Aim of the task.
Work out the number of lines with "Brid" in them. Reply with that number and no other words.

Exercise materials.
◆ ◆ ◆
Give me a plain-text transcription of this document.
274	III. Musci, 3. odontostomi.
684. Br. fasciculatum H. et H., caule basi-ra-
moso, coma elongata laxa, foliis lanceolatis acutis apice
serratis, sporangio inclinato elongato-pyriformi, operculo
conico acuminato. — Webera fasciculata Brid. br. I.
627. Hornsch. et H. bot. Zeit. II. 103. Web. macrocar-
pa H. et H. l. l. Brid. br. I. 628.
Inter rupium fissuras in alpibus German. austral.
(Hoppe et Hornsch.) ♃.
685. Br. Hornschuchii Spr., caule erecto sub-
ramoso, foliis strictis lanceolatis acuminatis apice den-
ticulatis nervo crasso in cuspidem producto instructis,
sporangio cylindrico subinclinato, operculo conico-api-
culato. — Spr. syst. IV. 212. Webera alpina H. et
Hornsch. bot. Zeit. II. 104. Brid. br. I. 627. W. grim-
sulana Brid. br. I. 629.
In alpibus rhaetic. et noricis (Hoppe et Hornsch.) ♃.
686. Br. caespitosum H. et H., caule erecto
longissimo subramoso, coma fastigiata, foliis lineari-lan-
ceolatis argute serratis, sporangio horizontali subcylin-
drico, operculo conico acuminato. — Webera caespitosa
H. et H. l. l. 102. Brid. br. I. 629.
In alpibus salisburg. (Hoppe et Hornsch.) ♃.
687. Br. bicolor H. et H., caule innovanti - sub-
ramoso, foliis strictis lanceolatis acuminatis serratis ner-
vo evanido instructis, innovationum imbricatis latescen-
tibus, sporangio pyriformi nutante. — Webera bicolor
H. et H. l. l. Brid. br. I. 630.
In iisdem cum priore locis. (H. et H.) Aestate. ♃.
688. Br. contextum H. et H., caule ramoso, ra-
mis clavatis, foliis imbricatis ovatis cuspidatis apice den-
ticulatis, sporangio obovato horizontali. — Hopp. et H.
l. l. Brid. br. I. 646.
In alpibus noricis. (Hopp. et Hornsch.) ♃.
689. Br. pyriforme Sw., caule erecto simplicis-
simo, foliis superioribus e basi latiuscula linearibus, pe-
◆ ◆ ◆
Exercise solution.
7